Directive - Using the records provided below, locate and copy each line that contains the word "Ending".

══════

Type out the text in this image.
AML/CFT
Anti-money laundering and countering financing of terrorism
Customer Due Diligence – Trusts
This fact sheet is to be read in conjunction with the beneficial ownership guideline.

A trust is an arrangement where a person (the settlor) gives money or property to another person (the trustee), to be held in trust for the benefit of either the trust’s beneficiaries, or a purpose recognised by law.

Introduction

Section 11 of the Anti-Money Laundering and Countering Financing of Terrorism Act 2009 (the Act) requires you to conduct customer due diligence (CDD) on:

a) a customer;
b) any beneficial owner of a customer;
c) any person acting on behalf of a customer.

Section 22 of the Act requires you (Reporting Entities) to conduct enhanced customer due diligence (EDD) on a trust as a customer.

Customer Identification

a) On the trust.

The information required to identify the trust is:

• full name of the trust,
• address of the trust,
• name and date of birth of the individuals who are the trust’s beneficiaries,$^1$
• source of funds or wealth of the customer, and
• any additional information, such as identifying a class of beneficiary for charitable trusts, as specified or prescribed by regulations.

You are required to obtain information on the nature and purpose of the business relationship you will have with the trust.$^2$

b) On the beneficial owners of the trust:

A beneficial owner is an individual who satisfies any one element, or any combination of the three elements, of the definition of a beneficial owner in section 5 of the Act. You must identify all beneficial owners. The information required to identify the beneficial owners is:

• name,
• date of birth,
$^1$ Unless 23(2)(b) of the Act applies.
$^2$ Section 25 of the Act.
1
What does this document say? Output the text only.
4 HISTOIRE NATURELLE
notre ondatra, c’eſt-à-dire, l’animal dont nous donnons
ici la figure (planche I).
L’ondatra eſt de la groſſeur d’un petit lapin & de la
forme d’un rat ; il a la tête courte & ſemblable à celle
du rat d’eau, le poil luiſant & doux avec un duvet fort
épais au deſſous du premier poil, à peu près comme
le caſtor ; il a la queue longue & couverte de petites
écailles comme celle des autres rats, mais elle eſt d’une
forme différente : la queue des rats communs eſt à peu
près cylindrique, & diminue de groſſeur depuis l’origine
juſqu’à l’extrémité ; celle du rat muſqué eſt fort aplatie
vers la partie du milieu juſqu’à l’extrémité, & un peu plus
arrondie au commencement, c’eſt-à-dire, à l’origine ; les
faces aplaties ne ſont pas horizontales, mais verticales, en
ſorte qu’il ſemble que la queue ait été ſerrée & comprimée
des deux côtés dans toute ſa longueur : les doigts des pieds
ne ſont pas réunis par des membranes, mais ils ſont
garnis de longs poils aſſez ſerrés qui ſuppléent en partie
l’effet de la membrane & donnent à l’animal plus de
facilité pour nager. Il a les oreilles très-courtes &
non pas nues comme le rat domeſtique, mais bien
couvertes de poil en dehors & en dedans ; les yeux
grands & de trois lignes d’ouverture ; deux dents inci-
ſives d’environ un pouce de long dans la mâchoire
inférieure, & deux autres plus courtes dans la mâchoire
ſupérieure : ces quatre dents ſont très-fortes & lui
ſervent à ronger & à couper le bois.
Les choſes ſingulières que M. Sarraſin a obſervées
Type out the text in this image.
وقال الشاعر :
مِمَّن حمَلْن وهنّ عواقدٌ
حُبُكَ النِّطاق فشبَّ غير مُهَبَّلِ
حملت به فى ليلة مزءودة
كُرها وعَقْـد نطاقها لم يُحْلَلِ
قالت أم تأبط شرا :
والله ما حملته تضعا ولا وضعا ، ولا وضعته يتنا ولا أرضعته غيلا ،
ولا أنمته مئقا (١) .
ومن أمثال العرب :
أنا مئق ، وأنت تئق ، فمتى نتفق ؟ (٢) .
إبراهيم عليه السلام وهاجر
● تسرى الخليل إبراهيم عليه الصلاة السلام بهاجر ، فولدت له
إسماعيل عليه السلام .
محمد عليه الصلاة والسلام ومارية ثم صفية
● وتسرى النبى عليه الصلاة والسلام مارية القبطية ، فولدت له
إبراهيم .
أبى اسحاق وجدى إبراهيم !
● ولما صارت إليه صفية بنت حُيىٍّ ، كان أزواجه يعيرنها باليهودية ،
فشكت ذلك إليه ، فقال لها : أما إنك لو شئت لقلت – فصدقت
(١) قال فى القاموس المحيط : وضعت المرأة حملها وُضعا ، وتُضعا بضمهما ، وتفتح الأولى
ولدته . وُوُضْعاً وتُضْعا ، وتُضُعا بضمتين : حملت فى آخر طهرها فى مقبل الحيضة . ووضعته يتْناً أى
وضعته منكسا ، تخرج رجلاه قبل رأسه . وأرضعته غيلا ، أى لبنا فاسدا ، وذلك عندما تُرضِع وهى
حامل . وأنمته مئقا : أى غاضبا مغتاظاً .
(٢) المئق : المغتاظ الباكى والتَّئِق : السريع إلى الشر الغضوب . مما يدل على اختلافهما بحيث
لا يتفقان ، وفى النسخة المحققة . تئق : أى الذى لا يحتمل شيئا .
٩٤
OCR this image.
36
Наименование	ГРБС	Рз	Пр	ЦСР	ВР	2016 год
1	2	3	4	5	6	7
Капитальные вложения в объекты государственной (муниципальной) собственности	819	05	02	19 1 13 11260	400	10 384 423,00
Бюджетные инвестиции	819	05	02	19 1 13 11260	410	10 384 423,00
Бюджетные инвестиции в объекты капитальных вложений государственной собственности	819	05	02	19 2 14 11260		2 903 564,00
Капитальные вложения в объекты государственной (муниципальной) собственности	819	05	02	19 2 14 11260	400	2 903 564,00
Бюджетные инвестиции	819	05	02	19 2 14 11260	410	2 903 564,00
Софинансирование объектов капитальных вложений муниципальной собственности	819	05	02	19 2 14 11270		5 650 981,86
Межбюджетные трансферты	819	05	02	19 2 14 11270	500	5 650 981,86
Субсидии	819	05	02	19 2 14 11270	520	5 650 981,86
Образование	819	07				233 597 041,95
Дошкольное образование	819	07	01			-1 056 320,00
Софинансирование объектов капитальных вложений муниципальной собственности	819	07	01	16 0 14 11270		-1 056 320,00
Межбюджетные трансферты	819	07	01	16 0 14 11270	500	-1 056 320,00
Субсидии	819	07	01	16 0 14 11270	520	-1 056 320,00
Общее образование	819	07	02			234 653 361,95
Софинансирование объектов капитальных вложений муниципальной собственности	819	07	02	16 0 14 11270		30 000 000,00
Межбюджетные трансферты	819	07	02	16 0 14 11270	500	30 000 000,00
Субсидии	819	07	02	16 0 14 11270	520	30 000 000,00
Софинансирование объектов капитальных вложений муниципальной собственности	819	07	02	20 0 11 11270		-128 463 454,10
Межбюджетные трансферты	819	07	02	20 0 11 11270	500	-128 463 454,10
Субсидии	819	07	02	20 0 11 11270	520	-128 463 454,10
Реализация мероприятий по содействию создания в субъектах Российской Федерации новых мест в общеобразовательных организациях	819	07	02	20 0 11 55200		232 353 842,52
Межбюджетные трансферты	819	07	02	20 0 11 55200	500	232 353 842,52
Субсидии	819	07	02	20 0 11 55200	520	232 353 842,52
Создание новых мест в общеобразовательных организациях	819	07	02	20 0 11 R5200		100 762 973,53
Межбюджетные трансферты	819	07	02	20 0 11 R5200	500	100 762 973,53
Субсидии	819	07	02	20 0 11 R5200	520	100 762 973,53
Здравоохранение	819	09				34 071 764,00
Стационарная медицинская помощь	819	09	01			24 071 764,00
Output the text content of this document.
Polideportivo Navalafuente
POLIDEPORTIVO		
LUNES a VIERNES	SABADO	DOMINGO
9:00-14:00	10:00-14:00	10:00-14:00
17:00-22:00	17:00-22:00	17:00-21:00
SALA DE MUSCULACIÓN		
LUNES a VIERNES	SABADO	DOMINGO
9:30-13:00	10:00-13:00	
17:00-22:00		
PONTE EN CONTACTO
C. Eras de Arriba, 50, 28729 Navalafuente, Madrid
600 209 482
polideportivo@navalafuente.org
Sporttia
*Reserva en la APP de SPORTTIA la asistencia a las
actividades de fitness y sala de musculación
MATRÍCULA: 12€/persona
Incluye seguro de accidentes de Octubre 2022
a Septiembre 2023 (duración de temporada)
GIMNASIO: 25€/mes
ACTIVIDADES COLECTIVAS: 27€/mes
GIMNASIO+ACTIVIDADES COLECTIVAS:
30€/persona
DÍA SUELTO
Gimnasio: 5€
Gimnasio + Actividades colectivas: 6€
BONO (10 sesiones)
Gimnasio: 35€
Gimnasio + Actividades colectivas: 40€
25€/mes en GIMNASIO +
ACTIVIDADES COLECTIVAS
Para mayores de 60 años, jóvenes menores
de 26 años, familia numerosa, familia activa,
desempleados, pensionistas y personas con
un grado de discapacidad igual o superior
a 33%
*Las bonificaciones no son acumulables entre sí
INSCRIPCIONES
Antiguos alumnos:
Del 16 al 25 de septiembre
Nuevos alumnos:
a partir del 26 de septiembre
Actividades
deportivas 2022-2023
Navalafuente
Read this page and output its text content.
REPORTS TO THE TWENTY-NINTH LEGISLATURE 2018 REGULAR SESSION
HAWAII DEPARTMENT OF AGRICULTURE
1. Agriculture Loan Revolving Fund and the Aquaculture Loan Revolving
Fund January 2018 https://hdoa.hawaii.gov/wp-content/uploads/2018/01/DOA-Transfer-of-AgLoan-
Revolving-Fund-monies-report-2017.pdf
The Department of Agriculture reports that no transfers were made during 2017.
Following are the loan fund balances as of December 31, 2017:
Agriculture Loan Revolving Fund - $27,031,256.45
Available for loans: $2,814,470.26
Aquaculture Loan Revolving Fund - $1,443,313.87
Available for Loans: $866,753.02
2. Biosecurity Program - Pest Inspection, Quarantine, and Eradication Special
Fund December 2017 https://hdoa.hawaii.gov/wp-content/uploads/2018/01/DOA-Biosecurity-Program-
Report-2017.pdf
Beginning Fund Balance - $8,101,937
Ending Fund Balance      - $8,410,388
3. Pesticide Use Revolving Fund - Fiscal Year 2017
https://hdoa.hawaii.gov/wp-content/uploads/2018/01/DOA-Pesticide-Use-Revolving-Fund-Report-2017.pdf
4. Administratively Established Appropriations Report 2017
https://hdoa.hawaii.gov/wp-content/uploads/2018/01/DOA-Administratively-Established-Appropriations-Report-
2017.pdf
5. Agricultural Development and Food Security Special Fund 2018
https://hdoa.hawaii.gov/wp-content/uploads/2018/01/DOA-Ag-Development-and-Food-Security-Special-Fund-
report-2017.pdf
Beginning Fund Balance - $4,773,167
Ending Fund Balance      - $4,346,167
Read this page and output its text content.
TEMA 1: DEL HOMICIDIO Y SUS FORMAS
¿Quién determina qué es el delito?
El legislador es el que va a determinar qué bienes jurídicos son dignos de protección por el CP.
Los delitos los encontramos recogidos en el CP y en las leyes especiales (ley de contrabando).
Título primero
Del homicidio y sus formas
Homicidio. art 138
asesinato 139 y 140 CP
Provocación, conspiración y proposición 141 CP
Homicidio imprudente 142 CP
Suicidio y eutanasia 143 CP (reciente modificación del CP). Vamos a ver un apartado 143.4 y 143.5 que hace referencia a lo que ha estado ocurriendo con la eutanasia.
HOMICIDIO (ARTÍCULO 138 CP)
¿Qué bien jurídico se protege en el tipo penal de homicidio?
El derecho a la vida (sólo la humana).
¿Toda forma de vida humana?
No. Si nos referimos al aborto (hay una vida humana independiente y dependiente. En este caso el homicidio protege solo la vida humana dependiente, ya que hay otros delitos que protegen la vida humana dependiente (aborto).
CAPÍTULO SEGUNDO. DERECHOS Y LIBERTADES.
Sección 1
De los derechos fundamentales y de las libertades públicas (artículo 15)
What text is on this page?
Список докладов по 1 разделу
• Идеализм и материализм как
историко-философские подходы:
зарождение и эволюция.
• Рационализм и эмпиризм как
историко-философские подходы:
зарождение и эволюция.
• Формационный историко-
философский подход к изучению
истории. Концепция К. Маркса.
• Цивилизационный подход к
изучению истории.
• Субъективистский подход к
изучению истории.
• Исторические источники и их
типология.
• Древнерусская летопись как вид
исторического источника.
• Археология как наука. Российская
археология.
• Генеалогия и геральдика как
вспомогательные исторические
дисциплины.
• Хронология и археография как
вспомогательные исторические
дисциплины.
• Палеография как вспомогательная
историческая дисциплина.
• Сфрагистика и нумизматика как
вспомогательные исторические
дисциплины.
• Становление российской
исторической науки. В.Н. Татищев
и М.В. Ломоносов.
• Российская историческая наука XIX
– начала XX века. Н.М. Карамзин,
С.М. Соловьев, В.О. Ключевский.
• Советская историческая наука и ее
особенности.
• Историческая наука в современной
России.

══════

Final result -
Ending Fund Balance      - $8,410,388
Ending Fund Balance      - $4,346,167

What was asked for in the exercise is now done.